--- start of EXTRACTED ENTRIES ---

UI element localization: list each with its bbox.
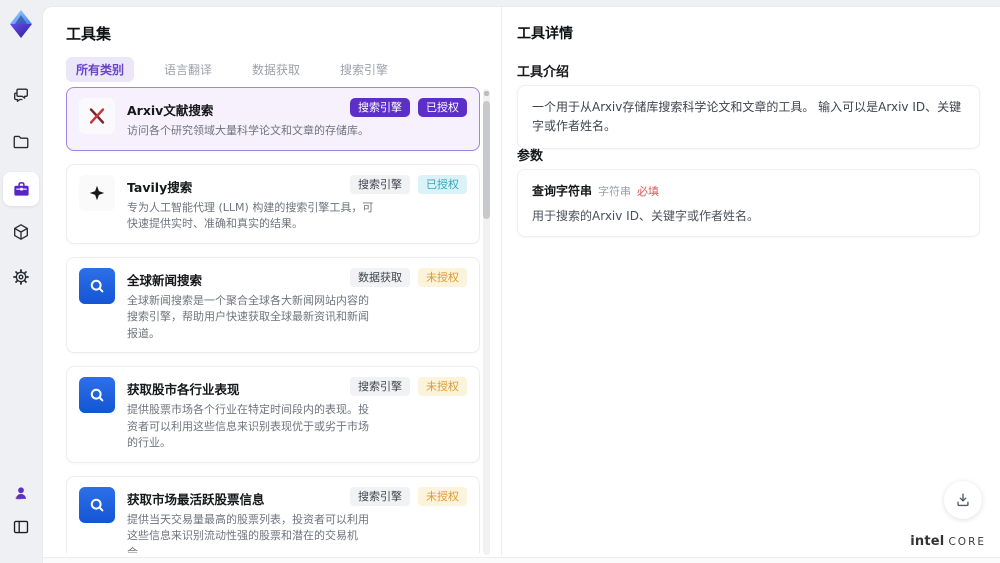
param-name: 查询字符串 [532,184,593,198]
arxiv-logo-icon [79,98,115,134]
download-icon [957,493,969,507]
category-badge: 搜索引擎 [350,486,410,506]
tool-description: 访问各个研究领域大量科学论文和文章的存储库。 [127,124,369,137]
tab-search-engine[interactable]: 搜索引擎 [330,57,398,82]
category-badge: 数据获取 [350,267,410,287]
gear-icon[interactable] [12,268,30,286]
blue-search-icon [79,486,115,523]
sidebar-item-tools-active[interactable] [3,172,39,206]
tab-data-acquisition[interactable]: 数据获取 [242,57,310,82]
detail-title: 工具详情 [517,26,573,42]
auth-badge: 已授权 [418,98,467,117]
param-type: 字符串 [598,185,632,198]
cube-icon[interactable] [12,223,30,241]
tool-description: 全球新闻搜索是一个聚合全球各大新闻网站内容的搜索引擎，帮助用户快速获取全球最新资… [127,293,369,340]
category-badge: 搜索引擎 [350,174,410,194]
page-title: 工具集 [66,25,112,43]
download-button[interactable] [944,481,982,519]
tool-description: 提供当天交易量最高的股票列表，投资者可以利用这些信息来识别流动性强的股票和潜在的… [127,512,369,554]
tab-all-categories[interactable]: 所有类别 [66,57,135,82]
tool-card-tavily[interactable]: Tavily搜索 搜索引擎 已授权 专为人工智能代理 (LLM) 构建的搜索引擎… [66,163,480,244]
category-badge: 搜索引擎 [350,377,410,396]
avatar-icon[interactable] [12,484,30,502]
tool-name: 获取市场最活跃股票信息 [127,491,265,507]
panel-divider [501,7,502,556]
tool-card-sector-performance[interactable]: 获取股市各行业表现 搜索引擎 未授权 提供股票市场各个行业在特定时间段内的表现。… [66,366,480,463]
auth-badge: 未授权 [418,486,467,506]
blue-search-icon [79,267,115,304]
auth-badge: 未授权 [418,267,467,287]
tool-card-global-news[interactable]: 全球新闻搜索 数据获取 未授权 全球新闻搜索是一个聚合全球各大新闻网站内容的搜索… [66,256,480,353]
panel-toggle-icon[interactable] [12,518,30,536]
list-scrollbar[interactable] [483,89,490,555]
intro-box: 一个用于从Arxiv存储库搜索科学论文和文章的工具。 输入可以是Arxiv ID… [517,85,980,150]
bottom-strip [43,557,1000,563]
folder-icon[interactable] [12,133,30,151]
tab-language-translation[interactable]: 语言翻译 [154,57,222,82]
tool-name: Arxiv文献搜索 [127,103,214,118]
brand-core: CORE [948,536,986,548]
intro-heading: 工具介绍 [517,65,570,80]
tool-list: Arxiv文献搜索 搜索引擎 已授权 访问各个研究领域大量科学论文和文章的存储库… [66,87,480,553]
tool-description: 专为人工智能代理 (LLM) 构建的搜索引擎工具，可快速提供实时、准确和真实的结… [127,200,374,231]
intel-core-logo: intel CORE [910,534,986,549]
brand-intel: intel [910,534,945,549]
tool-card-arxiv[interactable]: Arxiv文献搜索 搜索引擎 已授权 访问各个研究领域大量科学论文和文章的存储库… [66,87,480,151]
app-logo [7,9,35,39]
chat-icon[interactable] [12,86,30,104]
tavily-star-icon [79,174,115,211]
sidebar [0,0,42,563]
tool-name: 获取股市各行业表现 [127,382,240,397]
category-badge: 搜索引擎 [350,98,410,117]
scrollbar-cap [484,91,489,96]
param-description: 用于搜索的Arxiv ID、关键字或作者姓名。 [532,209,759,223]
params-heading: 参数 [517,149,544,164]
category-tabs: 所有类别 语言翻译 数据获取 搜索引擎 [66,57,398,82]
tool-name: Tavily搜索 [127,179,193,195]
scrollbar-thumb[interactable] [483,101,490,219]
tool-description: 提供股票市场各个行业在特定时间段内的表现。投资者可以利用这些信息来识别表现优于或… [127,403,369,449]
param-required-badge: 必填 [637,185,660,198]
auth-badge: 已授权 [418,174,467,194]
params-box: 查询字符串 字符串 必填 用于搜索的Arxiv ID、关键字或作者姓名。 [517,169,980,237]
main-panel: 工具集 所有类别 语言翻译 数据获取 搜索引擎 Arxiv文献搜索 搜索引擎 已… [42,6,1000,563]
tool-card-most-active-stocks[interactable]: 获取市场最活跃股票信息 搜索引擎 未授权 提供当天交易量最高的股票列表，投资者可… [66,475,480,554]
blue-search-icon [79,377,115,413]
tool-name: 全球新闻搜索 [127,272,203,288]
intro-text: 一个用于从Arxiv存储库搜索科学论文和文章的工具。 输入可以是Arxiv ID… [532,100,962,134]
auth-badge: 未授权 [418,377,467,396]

--- end of EXTRACTED ENTRIES ---
--- start of EXTRACTED ENTRIES ---

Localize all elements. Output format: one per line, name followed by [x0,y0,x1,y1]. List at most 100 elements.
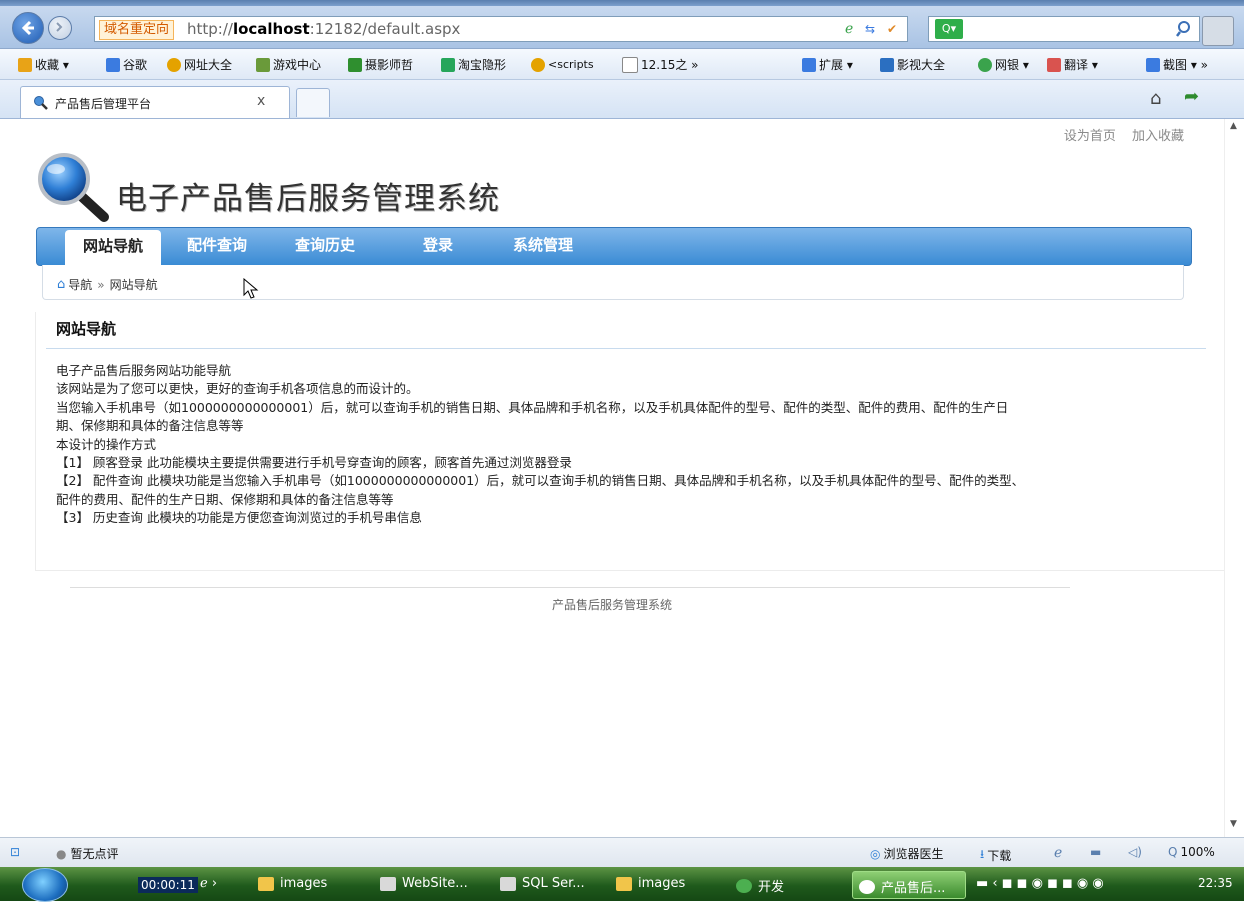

--- end of EXTRACTED ENTRIES ---

WORK INSTRUCTIONS » Put the lines that open with the one containing "UI element localization: list" and close with the one containing "sidebar-item-tools-active[interactable] [3,172,39,206]" into a two-column CSV with the headers instruction and output, giving each request's text and its answer as one row, with each value in a single quoted field and line breaks replaced by spaces. Leave the pictures out.

EXERCISE OUTPUT »
instruction,output
"UI element localization: list each with its bbox.","param-name: 查询字符串 [532,184,593,198] arxiv-logo-icon [79,98,115,134] download-icon [957,493,969,507] category-badge: 搜索引擎 [350,486,410,506] tool-description: 访问各个研究领域大量科学论文和文章的存储库。 [127,124,369,137] tab-search-engine[interactable]: 搜索引擎 [330,57,398,82] category-badge: 数据获取 [350,267,410,287] gear-icon[interactable] [12,268,30,286] blue-search-icon [79,486,115,523] sidebar-item-tools-active[interactable] [3,172,39,206]"